**TASK DETAILS**.
Print the data that follows exactly.

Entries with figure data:
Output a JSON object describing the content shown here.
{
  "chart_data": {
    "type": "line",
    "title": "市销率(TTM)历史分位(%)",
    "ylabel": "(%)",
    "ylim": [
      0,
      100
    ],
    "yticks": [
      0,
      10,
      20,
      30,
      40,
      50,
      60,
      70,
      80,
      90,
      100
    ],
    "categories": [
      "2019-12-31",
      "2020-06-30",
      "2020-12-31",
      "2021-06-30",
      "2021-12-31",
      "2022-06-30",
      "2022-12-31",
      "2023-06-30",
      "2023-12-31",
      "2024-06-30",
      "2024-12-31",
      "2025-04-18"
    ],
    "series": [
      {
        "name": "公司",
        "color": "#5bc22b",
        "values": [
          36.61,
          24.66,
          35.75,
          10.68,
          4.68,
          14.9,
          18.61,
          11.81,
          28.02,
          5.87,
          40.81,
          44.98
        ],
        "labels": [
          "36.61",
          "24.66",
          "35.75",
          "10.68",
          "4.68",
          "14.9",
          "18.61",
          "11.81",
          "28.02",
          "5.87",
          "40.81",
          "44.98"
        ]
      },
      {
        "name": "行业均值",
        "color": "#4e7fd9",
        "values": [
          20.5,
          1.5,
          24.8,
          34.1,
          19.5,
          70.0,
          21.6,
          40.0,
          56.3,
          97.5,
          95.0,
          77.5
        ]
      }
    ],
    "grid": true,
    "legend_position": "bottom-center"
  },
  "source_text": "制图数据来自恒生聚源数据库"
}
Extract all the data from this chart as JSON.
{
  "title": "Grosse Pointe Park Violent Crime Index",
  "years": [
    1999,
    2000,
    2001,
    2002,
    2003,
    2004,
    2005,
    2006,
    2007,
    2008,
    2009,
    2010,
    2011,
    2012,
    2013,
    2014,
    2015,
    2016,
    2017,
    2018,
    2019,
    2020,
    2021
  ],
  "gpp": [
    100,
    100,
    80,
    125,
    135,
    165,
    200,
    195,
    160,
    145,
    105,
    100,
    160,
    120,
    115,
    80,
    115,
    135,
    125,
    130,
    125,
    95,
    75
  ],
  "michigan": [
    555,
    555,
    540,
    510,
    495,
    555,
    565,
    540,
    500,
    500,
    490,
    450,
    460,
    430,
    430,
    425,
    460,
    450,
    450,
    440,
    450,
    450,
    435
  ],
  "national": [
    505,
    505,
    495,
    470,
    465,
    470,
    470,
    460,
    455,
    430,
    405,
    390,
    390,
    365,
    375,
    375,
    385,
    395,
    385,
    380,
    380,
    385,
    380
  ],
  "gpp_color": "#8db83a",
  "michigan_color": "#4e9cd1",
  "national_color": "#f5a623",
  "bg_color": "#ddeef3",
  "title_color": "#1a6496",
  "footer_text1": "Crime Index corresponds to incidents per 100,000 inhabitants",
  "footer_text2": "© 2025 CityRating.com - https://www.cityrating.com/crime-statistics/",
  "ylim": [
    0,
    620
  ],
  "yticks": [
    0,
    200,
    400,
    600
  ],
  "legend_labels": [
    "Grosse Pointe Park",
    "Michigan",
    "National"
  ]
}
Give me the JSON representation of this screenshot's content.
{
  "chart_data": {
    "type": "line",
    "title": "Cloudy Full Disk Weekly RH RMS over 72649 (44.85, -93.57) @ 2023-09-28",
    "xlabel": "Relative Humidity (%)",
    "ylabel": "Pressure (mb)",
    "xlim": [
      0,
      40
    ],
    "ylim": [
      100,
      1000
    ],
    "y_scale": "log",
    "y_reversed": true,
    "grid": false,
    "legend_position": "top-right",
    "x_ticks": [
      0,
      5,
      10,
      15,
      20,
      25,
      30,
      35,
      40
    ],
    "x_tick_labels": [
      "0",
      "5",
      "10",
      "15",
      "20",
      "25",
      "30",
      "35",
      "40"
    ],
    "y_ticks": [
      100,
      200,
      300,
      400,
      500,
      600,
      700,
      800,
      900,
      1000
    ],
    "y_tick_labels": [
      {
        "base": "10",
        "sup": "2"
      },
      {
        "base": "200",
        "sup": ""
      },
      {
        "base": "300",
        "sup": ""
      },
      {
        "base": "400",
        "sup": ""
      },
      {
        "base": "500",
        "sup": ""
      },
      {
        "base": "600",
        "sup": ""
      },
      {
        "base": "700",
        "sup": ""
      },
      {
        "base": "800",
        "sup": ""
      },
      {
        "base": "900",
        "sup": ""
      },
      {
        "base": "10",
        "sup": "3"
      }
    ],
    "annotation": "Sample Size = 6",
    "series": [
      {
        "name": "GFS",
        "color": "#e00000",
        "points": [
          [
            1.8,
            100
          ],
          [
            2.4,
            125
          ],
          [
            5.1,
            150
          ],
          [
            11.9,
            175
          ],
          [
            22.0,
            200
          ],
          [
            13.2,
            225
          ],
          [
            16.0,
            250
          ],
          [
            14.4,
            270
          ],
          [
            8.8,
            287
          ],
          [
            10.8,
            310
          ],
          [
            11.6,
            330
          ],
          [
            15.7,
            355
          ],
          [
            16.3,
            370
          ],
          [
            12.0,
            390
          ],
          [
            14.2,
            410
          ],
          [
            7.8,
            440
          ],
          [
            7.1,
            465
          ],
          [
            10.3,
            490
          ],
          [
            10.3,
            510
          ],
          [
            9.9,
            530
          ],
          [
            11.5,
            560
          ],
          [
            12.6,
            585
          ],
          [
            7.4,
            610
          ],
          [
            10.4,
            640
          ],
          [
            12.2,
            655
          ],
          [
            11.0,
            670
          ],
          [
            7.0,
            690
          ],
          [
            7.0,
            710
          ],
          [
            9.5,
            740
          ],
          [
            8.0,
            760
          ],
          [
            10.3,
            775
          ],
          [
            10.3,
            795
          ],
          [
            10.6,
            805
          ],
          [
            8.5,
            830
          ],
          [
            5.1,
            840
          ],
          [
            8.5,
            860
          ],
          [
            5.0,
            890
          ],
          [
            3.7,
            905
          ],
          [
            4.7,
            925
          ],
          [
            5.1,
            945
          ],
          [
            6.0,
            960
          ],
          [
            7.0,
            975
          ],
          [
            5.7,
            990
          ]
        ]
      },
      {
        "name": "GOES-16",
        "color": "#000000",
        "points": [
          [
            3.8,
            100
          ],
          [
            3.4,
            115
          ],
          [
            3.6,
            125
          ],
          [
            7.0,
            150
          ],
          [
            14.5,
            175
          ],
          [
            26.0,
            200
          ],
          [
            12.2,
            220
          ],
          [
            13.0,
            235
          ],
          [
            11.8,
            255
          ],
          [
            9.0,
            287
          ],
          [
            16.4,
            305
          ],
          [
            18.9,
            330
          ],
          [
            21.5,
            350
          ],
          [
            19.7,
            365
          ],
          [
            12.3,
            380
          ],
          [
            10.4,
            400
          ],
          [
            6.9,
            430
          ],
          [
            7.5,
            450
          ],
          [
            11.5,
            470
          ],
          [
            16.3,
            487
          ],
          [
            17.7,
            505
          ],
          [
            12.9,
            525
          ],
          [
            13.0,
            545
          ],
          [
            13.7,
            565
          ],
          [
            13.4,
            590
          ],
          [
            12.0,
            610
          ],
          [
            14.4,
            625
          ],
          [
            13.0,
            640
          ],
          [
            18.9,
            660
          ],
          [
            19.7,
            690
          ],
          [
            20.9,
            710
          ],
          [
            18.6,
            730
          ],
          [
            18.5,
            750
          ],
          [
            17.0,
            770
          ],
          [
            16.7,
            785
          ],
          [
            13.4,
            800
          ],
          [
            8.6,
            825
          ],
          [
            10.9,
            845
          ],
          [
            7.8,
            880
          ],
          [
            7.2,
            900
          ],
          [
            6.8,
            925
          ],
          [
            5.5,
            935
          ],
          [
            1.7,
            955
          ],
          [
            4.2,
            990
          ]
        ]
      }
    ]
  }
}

**SOLVED PROBLEM**.
Output a JSON object describing the content shown here.
{
  "chart_data": {
    "type": "line",
    "title": "市销率(TTM)历史分位(%)",
    "ylabel": "(%)",
    "ylim": [
      0,
      100
    ],
    "yticks": [
      0,
      10,
      20,
      30,
      40,
      50,
      60,
      70,
      80,
      90,
      100
    ],
    "categories": [
      "2019-12-31",
      "2020-06-30",
      "2020-12-31",
      "2021-06-30",
      "2021-12-31",
      "2022-06-30",
      "2022-12-31",
      "2023-06-30",
      "2023-12-31",
      "2024-06-30",
      "2024-12-31",
      "2025-04-18"
    ],
    "series": [
      {
        "name": "公司",
        "color": "#5bc22b",
        "values": [
          36.61,
          24.66,
          35.75,
          10.68,
          4.68,
          14.9,
          18.61,
          11.81,
          28.02,
          5.87,
          40.81,
          44.98
        ],
        "labels": [
          "36.61",
          "24.66",
          "35.75",
          "10.68",
          "4.68",
          "14.9",
          "18.61",
          "11.81",
          "28.02",
          "5.87",
          "40.81",
          "44.98"
        ]
      },
      {
        "name": "行业均值",
        "color": "#4e7fd9",
        "values": [
          20.5,
          1.5,
          24.8,
          34.1,
          19.5,
          70.0,
          21.6,
          40.0,
          56.3,
          97.5,
          95.0,
          77.5
        ]
      }
    ],
    "grid": true,
    "legend_position": "bottom-center"
  },
  "source_text": "制图数据来自恒生聚源数据库"
}
Extract all the data from this chart as JSON.
{
  "title": "Grosse Pointe Park Violent Crime Index",
  "years": [
    1999,
    2000,
    2001,
    2002,
    2003,
    2004,
    2005,
    2006,
    2007,
    2008,
    2009,
    2010,
    2011,
    2012,
    2013,
    2014,
    2015,
    2016,
    2017,
    2018,
    2019,
    2020,
    2021
  ],
  "gpp": [
    100,
    100,
    80,
    125,
    135,
    165,
    200,
    195,
    160,
    145,
    105,
    100,
    160,
    120,
    115,
    80,
    115,
    135,
    125,
    130,
    125,
    95,
    75
  ],
  "michigan": [
    555,
    555,
    540,
    510,
    495,
    555,
    565,
    540,
    500,
    500,
    490,
    450,
    460,
    430,
    430,
    425,
    460,
    450,
    450,
    440,
    450,
    450,
    435
  ],
  "national": [
    505,
    505,
    495,
    470,
    465,
    470,
    470,
    460,
    455,
    430,
    405,
    390,
    390,
    365,
    375,
    375,
    385,
    395,
    385,
    380,
    380,
    385,
    380
  ],
  "gpp_color": "#8db83a",
  "michigan_color": "#4e9cd1",
  "national_color": "#f5a623",
  "bg_color": "#ddeef3",
  "title_color": "#1a6496",
  "footer_text1": "Crime Index corresponds to incidents per 100,000 inhabitants",
  "footer_text2": "© 2025 CityRating.com - https://www.cityrating.com/crime-statistics/",
  "ylim": [
    0,
    620
  ],
  "yticks": [
    0,
    200,
    400,
    600
  ],
  "legend_labels": [
    "Grosse Pointe Park",
    "Michigan",
    "National"
  ]
}
Give me the JSON representation of this screenshot's content.
{
  "chart_data": {
    "type": "line",
    "title": "Cloudy Full Disk Weekly RH RMS over 72649 (44.85, -93.57) @ 2023-09-28",
    "xlabel": "Relative Humidity (%)",
    "ylabel": "Pressure (mb)",
    "xlim": [
      0,
      40
    ],
    "ylim": [
      100,
      1000
    ],
    "y_scale": "log",
    "y_reversed": true,
    "grid": false,
    "legend_position": "top-right",
    "x_ticks": [
      0,
      5,
      10,
      15,
      20,
      25,
      30,
      35,
      40
    ],
    "x_tick_labels": [
      "0",
      "5",
      "10",
      "15",
      "20",
      "25",
      "30",
      "35",
      "40"
    ],
    "y_ticks": [
      100,
      200,
      300,
      400,
      500,
      600,
      700,
      800,
      900,
      1000
    ],
    "y_tick_labels": [
      {
        "base": "10",
        "sup": "2"
      },
      {
        "base": "200",
        "sup": ""
      },
      {
        "base": "300",
        "sup": ""
      },
      {
        "base": "400",
        "sup": ""
      },
      {
        "base": "500",
        "sup": ""
      },
      {
        "base": "600",
        "sup": ""
      },
      {
        "base": "700",
        "sup": ""
      },
      {
        "base": "800",
        "sup": ""
      },
      {
        "base": "900",
        "sup": ""
      },
      {
        "base": "10",
        "sup": "3"
      }
    ],
    "annotation": "Sample Size = 6",
    "series": [
      {
        "name": "GFS",
        "color": "#e00000",
        "points": [
          [
            1.8,
            100
          ],
          [
            2.4,
            125
          ],
          [
            5.1,
            150
          ],
          [
            11.9,
            175
          ],
          [
            22.0,
            200
          ],
          [
            13.2,
            225
          ],
          [
            16.0,
            250
          ],
          [
            14.4,
            270
          ],
          [
            8.8,
            287
          ],
          [
            10.8,
            310
          ],
          [
            11.6,
            330
          ],
          [
            15.7,
            355
          ],
          [
            16.3,
            370
          ],
          [
            12.0,
            390
          ],
          [
            14.2,
            410
          ],
          [
            7.8,
            440
          ],
          [
            7.1,
            465
          ],
          [
            10.3,
            490
          ],
          [
            10.3,
            510
          ],
          [
            9.9,
            530
          ],
          [
            11.5,
            560
          ],
          [
            12.6,
            585
          ],
          [
            7.4,
            610
          ],
          [
            10.4,
            640
          ],
          [
            12.2,
            655
          ],
          [
            11.0,
            670
          ],
          [
            7.0,
            690
          ],
          [
            7.0,
            710
          ],
          [
            9.5,
            740
          ],
          [
            8.0,
            760
          ],
          [
            10.3,
            775
          ],
          [
            10.3,
            795
          ],
          [
            10.6,
            805
          ],
          [
            8.5,
            830
          ],
          [
            5.1,
            840
          ],
          [
            8.5,
            860
          ],
          [
            5.0,
            890
          ],
          [
            3.7,
            905
          ],
          [
            4.7,
            925
          ],
          [
            5.1,
            945
          ],
          [
            6.0,
            960
          ],
          [
            7.0,
            975
          ],
          [
            5.7,
            990
          ]
        ]
      },
      {
        "name": "GOES-16",
        "color": "#000000",
        "points": [
          [
            3.8,
            100
          ],
          [
            3.4,
            115
          ],
          [
            3.6,
            125
          ],
          [
            7.0,
            150
          ],
          [
            14.5,
            175
          ],
          [
            26.0,
            200
          ],
          [
            12.2,
            220
          ],
          [
            13.0,
            235
          ],
          [
            11.8,
            255
          ],
          [
            9.0,
            287
          ],
          [
            16.4,
            305
          ],
          [
            18.9,
            330
          ],
          [
            21.5,
            350
          ],
          [
            19.7,
            365
          ],
          [
            12.3,
            380
          ],
          [
            10.4,
            400
          ],
          [
            6.9,
            430
          ],
          [
            7.5,
            450
          ],
          [
            11.5,
            470
          ],
          [
            16.3,
            487
          ],
          [
            17.7,
            505
          ],
          [
            12.9,
            525
          ],
          [
            13.0,
            545
          ],
          [
            13.7,
            565
          ],
          [
            13.4,
            590
          ],
          [
            12.0,
            610
          ],
          [
            14.4,
            625
          ],
          [
            13.0,
            640
          ],
          [
            18.9,
            660
          ],
          [
            19.7,
            690
          ],
          [
            20.9,
            710
          ],
          [
            18.6,
            730
          ],
          [
            18.5,
            750
          ],
          [
            17.0,
            770
          ],
          [
            16.7,
            785
          ],
          [
            13.4,
            800
          ],
          [
            8.6,
            825
          ],
          [
            10.9,
            845
          ],
          [
            7.8,
            880
          ],
          [
            7.2,
            900
          ],
          [
            6.8,
            925
          ],
          [
            5.5,
            935
          ],
          [
            1.7,
            955
          ],
          [
            4.2,
            990
          ]
        ]
      }
    ]
  }
}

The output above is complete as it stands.